> **What you should do**:
Write the material out again in full, word for word. Do not include the pictures.

Dataset items:
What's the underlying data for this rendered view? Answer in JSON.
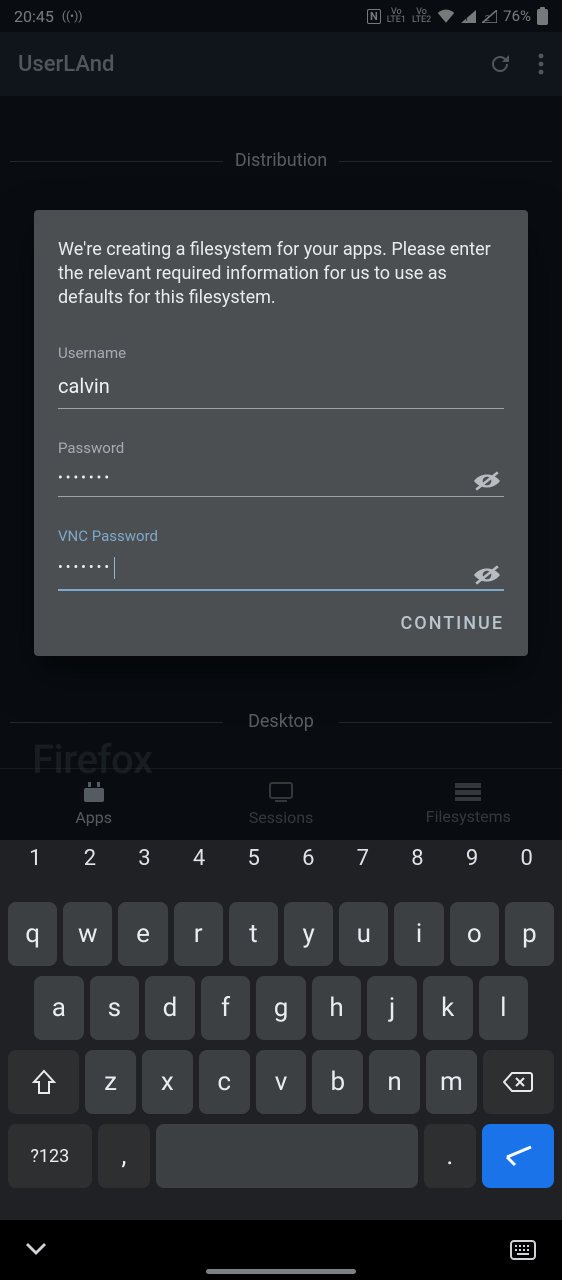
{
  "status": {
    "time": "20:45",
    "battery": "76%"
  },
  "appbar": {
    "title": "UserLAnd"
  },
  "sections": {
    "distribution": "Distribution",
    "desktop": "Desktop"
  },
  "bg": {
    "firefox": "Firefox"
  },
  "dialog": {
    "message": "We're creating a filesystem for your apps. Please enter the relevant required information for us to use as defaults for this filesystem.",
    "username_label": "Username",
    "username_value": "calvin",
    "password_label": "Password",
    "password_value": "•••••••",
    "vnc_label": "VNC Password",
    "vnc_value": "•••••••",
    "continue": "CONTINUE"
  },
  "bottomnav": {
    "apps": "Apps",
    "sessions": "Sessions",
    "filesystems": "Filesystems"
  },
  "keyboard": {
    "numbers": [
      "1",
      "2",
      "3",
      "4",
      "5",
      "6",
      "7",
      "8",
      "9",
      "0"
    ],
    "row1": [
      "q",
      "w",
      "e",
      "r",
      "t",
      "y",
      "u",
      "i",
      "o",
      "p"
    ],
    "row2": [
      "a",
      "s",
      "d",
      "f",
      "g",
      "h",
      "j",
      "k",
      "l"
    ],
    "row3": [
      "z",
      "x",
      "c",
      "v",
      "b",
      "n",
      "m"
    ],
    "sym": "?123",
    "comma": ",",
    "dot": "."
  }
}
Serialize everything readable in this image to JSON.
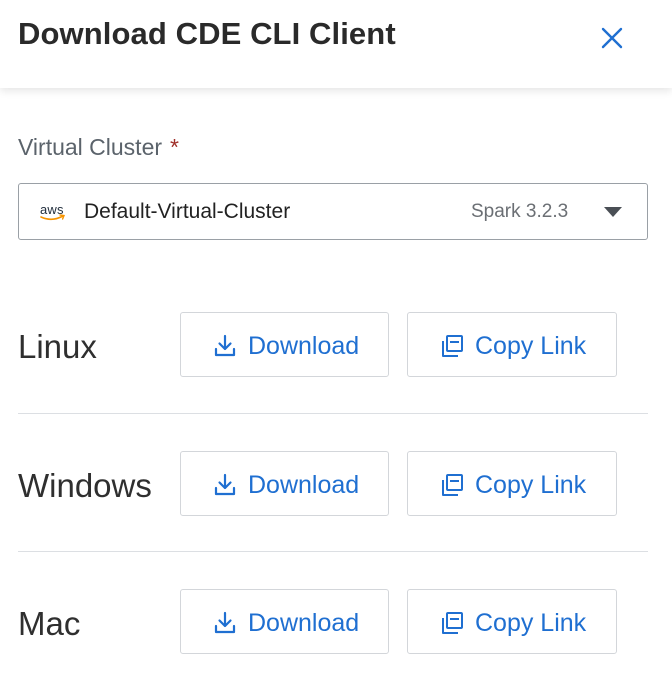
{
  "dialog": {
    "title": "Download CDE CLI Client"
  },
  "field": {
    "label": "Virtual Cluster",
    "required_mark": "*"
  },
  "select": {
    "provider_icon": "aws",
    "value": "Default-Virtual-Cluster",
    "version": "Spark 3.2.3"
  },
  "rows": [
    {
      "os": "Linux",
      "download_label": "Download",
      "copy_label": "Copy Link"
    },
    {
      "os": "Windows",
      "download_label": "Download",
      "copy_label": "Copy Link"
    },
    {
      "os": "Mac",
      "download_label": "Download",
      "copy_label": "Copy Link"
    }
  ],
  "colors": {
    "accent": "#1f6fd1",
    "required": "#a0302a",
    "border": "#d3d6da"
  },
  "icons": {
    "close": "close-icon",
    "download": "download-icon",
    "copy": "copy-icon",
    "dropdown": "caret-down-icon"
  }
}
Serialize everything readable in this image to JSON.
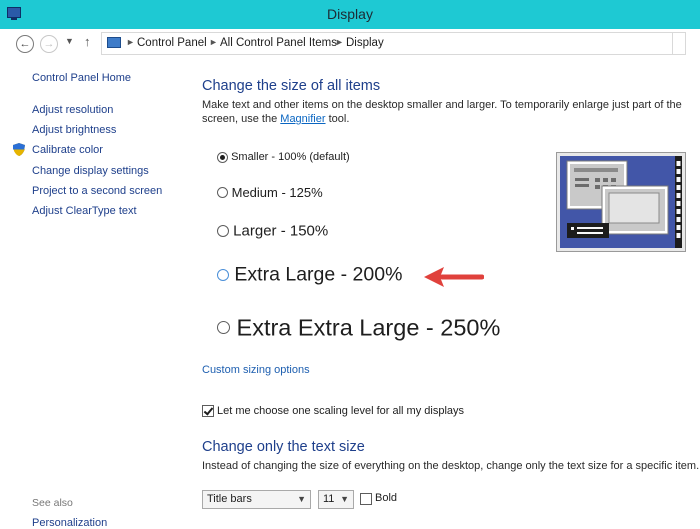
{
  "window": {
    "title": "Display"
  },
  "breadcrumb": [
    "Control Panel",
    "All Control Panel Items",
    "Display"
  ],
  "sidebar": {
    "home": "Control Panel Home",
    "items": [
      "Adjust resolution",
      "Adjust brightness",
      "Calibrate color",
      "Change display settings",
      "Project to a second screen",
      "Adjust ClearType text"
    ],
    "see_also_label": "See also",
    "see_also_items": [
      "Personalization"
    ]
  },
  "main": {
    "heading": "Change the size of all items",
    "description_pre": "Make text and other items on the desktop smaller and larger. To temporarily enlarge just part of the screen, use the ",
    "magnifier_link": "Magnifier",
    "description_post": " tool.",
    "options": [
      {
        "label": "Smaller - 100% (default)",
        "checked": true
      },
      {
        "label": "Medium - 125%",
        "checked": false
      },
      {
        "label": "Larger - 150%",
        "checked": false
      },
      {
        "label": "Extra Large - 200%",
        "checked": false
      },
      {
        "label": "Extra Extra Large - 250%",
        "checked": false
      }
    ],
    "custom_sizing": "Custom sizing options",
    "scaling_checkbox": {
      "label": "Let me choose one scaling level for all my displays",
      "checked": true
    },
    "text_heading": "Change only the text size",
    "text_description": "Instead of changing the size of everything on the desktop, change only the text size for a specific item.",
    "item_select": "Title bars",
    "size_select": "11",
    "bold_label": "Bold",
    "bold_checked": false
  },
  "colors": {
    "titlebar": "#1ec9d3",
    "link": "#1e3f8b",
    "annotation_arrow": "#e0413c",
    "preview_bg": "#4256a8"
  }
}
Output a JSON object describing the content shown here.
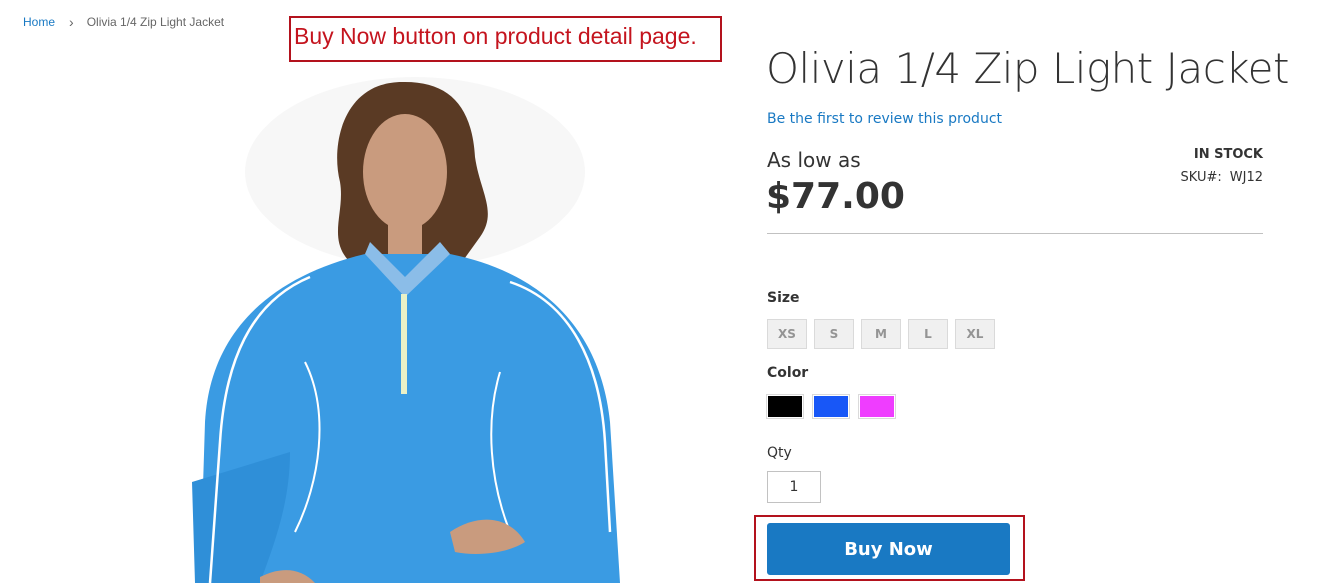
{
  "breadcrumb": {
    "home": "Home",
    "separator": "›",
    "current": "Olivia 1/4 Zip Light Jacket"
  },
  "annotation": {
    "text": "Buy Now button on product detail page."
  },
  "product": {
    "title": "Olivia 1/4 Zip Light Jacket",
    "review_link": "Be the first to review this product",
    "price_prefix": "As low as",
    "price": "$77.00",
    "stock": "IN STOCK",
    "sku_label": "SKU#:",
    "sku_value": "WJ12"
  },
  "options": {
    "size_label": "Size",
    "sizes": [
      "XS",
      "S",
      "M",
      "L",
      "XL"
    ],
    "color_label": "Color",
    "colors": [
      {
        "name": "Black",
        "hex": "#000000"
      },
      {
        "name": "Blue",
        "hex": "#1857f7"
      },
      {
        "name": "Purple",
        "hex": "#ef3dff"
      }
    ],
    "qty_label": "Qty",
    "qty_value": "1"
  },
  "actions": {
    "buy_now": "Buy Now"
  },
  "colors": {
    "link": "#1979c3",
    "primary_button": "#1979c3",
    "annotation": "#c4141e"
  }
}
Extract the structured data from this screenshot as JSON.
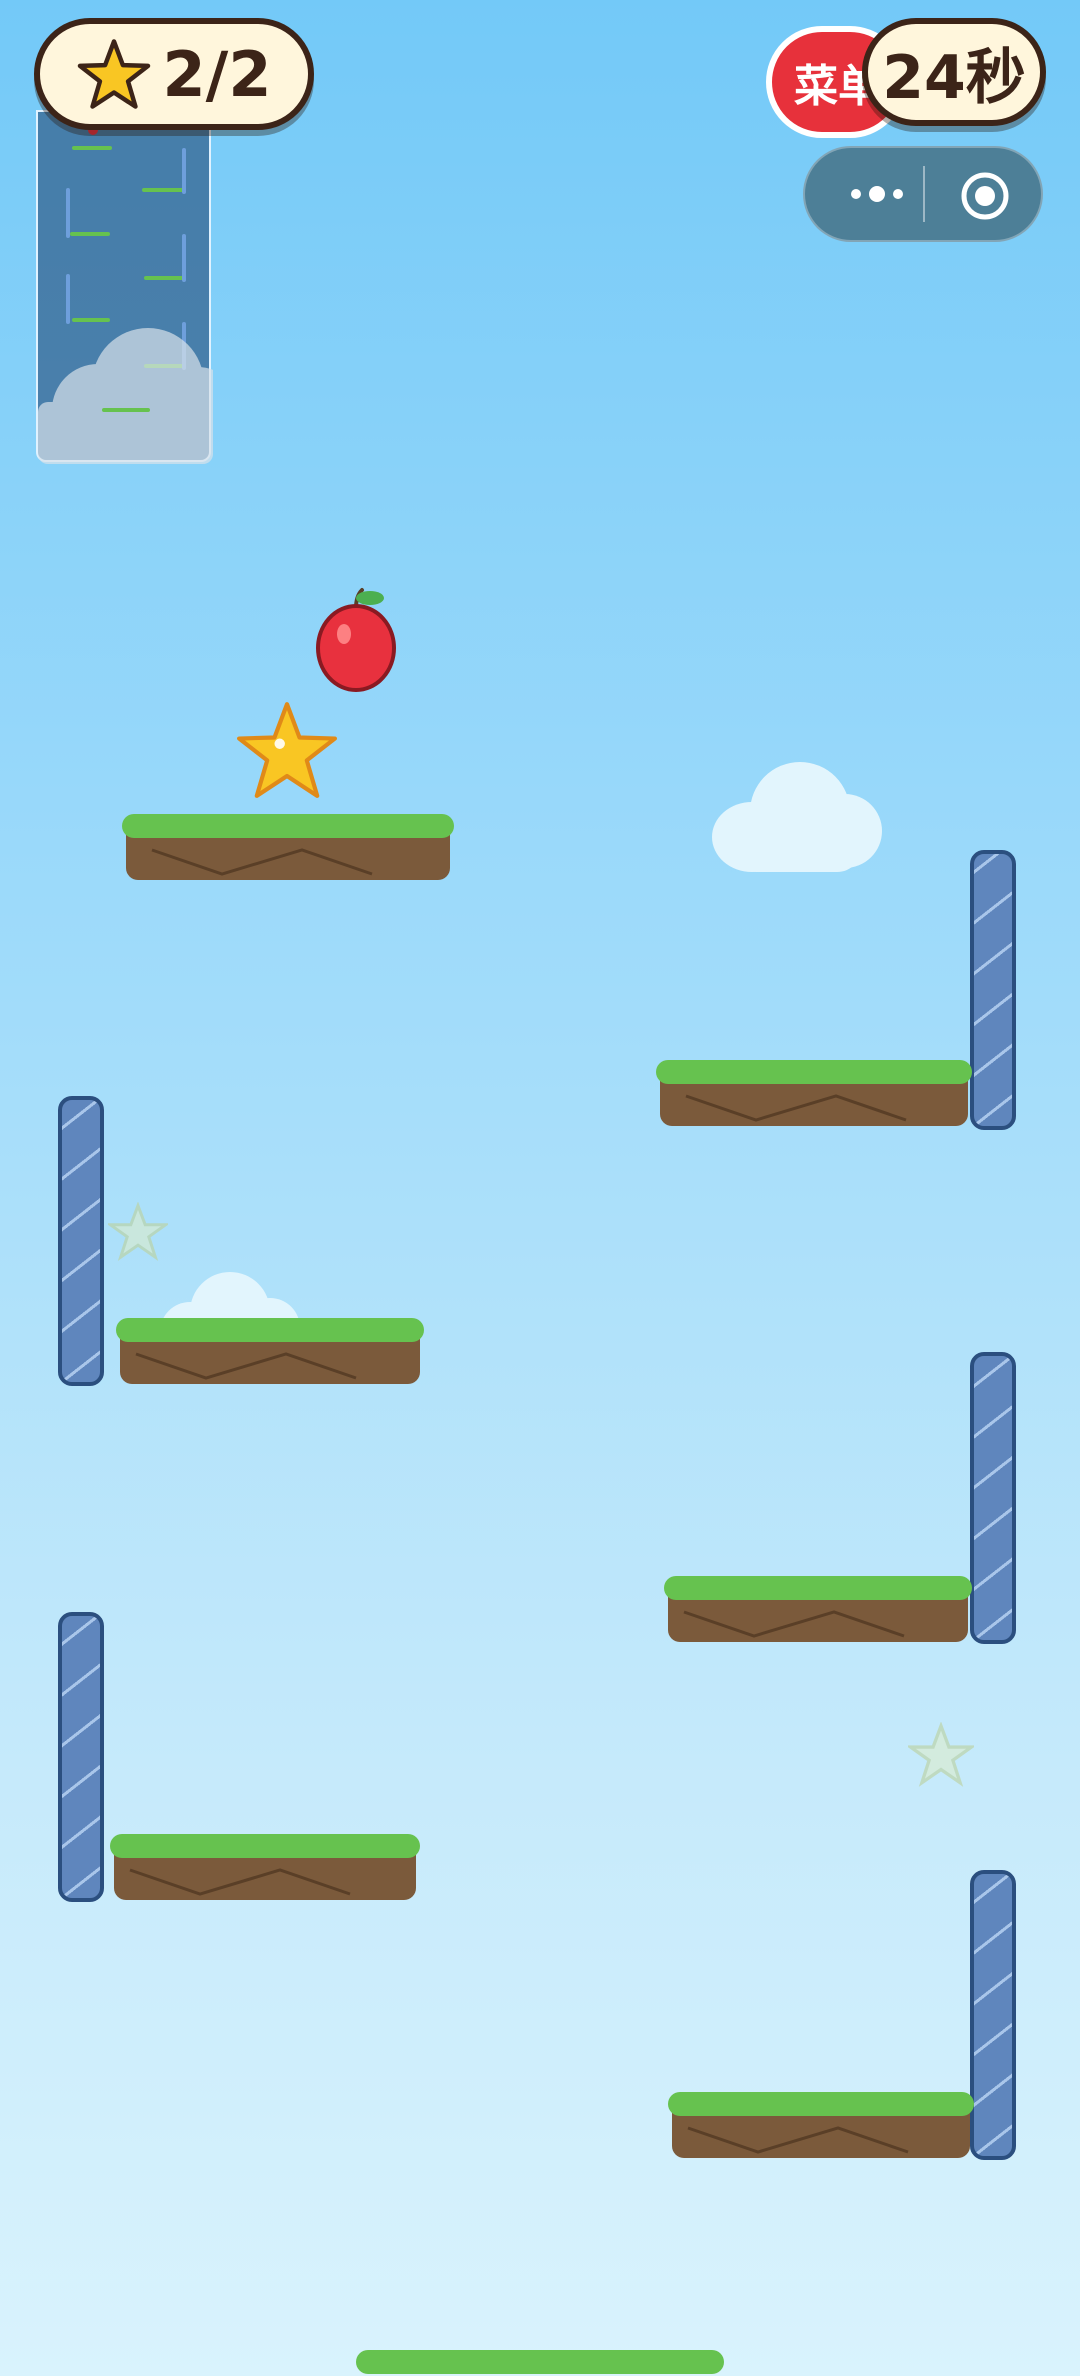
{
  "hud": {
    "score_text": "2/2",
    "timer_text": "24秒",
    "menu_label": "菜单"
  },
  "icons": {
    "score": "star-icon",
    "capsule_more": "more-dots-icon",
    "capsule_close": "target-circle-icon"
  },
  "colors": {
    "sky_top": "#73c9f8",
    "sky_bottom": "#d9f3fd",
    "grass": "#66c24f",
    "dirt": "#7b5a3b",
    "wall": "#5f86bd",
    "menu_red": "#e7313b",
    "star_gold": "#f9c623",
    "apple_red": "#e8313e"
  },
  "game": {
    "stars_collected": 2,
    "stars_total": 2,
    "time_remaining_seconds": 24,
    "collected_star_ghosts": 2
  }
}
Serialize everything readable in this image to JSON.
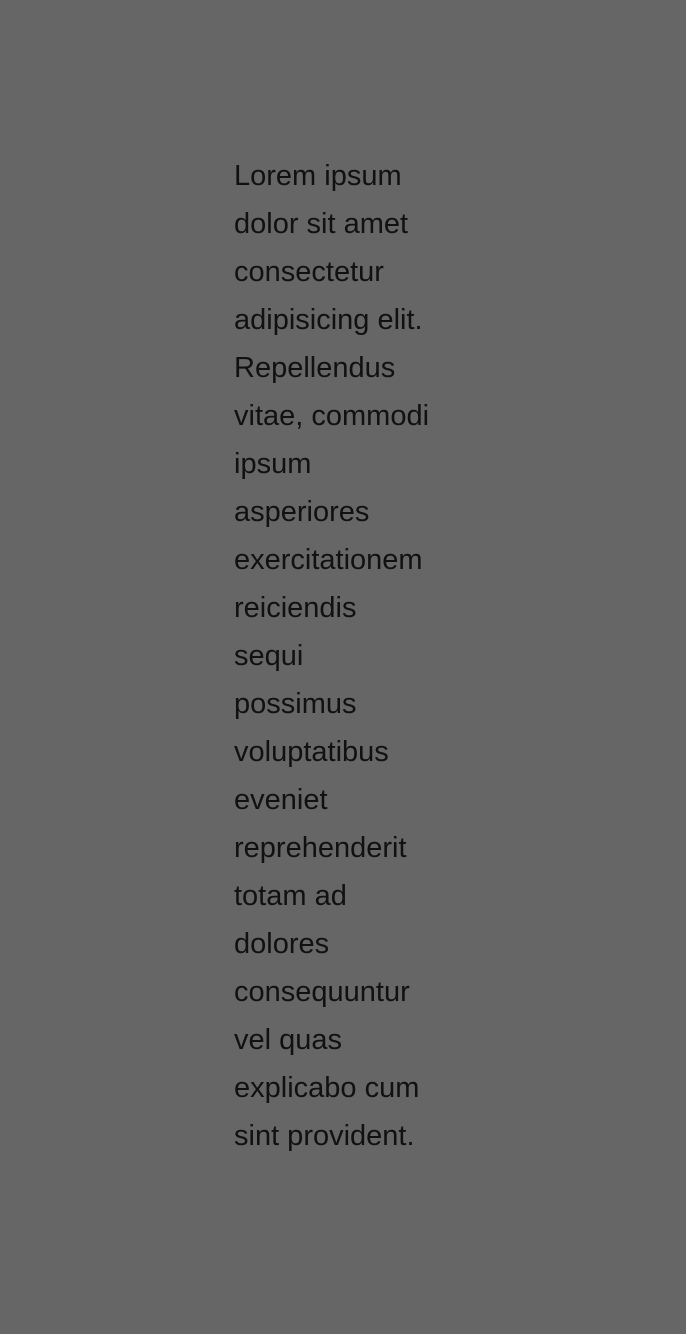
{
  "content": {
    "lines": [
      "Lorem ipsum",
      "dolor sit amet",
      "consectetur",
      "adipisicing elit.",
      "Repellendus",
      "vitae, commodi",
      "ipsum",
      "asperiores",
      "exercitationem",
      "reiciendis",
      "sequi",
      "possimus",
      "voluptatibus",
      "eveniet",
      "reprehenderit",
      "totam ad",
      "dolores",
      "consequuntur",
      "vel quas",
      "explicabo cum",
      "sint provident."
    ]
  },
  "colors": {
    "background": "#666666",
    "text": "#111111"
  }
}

> **Task result**:
What's the underlying data for this rendered view? Answer in JSON.
{
  "status": {
    "time": "20:45",
    "battery": "76%"
  },
  "appbar": {
    "title": "UserLAnd"
  },
  "sections": {
    "distribution": "Distribution",
    "desktop": "Desktop"
  },
  "bg": {
    "firefox": "Firefox"
  },
  "dialog": {
    "message": "We're creating a filesystem for your apps. Please enter the relevant required information for us to use as defaults for this filesystem.",
    "username_label": "Username",
    "username_value": "calvin",
    "password_label": "Password",
    "password_value": "•••••••",
    "vnc_label": "VNC Password",
    "vnc_value": "•••••••",
    "continue": "CONTINUE"
  },
  "bottomnav": {
    "apps": "Apps",
    "sessions": "Sessions",
    "filesystems": "Filesystems"
  },
  "keyboard": {
    "numbers": [
      "1",
      "2",
      "3",
      "4",
      "5",
      "6",
      "7",
      "8",
      "9",
      "0"
    ],
    "row1": [
      "q",
      "w",
      "e",
      "r",
      "t",
      "y",
      "u",
      "i",
      "o",
      "p"
    ],
    "row2": [
      "a",
      "s",
      "d",
      "f",
      "g",
      "h",
      "j",
      "k",
      "l"
    ],
    "row3": [
      "z",
      "x",
      "c",
      "v",
      "b",
      "n",
      "m"
    ],
    "sym": "?123",
    "comma": ",",
    "dot": "."
  }
}
Serialize everything readable in this image to JSON.
{
  "dialog": {
    "title": "Download CDE CLI Client"
  },
  "field": {
    "label": "Virtual Cluster",
    "required_mark": "*"
  },
  "select": {
    "provider_icon": "aws",
    "value": "Default-Virtual-Cluster",
    "version": "Spark 3.2.3"
  },
  "rows": [
    {
      "os": "Linux",
      "download_label": "Download",
      "copy_label": "Copy Link"
    },
    {
      "os": "Windows",
      "download_label": "Download",
      "copy_label": "Copy Link"
    },
    {
      "os": "Mac",
      "download_label": "Download",
      "copy_label": "Copy Link"
    }
  ],
  "colors": {
    "accent": "#1f6fd1",
    "required": "#a0302a",
    "border": "#d3d6da"
  },
  "icons": {
    "close": "close-icon",
    "download": "download-icon",
    "copy": "copy-icon",
    "dropdown": "caret-down-icon"
  }
}
Serialize everything readable in this image to JSON.
{
  "window": {
    "title": "Display"
  },
  "breadcrumb": [
    "Control Panel",
    "All Control Panel Items",
    "Display"
  ],
  "sidebar": {
    "home": "Control Panel Home",
    "items": [
      "Adjust resolution",
      "Adjust brightness",
      "Calibrate color",
      "Change display settings",
      "Project to a second screen",
      "Adjust ClearType text"
    ],
    "see_also_label": "See also",
    "see_also_items": [
      "Personalization"
    ]
  },
  "main": {
    "heading": "Change the size of all items",
    "description_pre": "Make text and other items on the desktop smaller and larger. To temporarily enlarge just part of the screen, use the ",
    "magnifier_link": "Magnifier",
    "description_post": " tool.",
    "options": [
      {
        "label": "Smaller - 100% (default)",
        "checked": true
      },
      {
        "label": "Medium - 125%",
        "checked": false
      },
      {
        "label": "Larger - 150%",
        "checked": false
      },
      {
        "label": "Extra Large - 200%",
        "checked": false
      },
      {
        "label": "Extra Extra Large - 250%",
        "checked": false
      }
    ],
    "custom_sizing": "Custom sizing options",
    "scaling_checkbox": {
      "label": "Let me choose one scaling level for all my displays",
      "checked": true
    },
    "text_heading": "Change only the text size",
    "text_description": "Instead of changing the size of everything on the desktop, change only the text size for a specific item.",
    "item_select": "Title bars",
    "size_select": "11",
    "bold_label": "Bold",
    "bold_checked": false
  },
  "colors": {
    "titlebar": "#1ec9d3",
    "link": "#1e3f8b",
    "annotation_arrow": "#e0413c",
    "preview_bg": "#4256a8"
  }
}
Output a JSON object describing the content shown here.
{
  "breadcrumb": {
    "home": "Home",
    "separator": "›",
    "current": "Olivia 1/4 Zip Light Jacket"
  },
  "annotation": {
    "text": "Buy Now button on product detail page."
  },
  "product": {
    "title": "Olivia 1/4 Zip Light Jacket",
    "review_link": "Be the first to review this product",
    "price_prefix": "As low as",
    "price": "$77.00",
    "stock": "IN STOCK",
    "sku_label": "SKU#:",
    "sku_value": "WJ12"
  },
  "options": {
    "size_label": "Size",
    "sizes": [
      "XS",
      "S",
      "M",
      "L",
      "XL"
    ],
    "color_label": "Color",
    "colors": [
      {
        "name": "Black",
        "hex": "#000000"
      },
      {
        "name": "Blue",
        "hex": "#1857f7"
      },
      {
        "name": "Purple",
        "hex": "#ef3dff"
      }
    ],
    "qty_label": "Qty",
    "qty_value": "1"
  },
  "actions": {
    "buy_now": "Buy Now"
  },
  "colors": {
    "link": "#1979c3",
    "primary_button": "#1979c3",
    "annotation": "#c4141e"
  }
}
Extract the structured data from this screenshot as JSON.
{
  "hud": {
    "score_text": "2/2",
    "timer_text": "24秒",
    "menu_label": "菜单"
  },
  "icons": {
    "score": "star-icon",
    "capsule_more": "more-dots-icon",
    "capsule_close": "target-circle-icon"
  },
  "colors": {
    "sky_top": "#73c9f8",
    "sky_bottom": "#d9f3fd",
    "grass": "#66c24f",
    "dirt": "#7b5a3b",
    "wall": "#5f86bd",
    "menu_red": "#e7313b",
    "star_gold": "#f9c623",
    "apple_red": "#e8313e"
  },
  "game": {
    "stars_collected": 2,
    "stars_total": 2,
    "time_remaining_seconds": 24,
    "collected_star_ghosts": 2
  }
}
Serialize everything readable in this image to JSON.
{
  "content": {
    "lines": [
      "Lorem ipsum",
      "dolor sit amet",
      "consectetur",
      "adipisicing elit.",
      "Repellendus",
      "vitae, commodi",
      "ipsum",
      "asperiores",
      "exercitationem",
      "reiciendis",
      "sequi",
      "possimus",
      "voluptatibus",
      "eveniet",
      "reprehenderit",
      "totam ad",
      "dolores",
      "consequuntur",
      "vel quas",
      "explicabo cum",
      "sint provident."
    ]
  },
  "colors": {
    "background": "#666666",
    "text": "#111111"
  }
}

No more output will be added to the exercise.